[Dataset records]
══════════

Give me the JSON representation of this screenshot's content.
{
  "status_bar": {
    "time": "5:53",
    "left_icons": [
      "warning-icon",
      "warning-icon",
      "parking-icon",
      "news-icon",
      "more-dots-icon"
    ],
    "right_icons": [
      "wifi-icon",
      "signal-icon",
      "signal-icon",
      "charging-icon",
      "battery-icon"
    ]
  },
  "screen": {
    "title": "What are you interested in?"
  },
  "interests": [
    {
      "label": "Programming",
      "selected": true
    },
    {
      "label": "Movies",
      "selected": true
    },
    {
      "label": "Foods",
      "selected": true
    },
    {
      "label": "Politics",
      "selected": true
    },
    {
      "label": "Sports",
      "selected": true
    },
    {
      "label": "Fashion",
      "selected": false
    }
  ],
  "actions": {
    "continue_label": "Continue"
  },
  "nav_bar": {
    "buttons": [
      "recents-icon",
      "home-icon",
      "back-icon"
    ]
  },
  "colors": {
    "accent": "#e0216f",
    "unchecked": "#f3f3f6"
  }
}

══════════

◆ **GIVEN TASK**
Transcribe the material exactly as it reads.

◆ **RESULT OF THE TASK**
Give me the JSON representation of this screenshot's content.
{
  "status_bar": {
    "time": "5:53",
    "left_icons": [
      "warning-icon",
      "warning-icon",
      "parking-icon",
      "news-icon",
      "more-dots-icon"
    ],
    "right_icons": [
      "wifi-icon",
      "signal-icon",
      "signal-icon",
      "charging-icon",
      "battery-icon"
    ]
  },
  "screen": {
    "title": "What are you interested in?"
  },
  "interests": [
    {
      "label": "Programming",
      "selected": true
    },
    {
      "label": "Movies",
      "selected": true
    },
    {
      "label": "Foods",
      "selected": true
    },
    {
      "label": "Politics",
      "selected": true
    },
    {
      "label": "Sports",
      "selected": true
    },
    {
      "label": "Fashion",
      "selected": false
    }
  ],
  "actions": {
    "continue_label": "Continue"
  },
  "nav_bar": {
    "buttons": [
      "recents-icon",
      "home-icon",
      "back-icon"
    ]
  },
  "colors": {
    "accent": "#e0216f",
    "unchecked": "#f3f3f6"
  }
}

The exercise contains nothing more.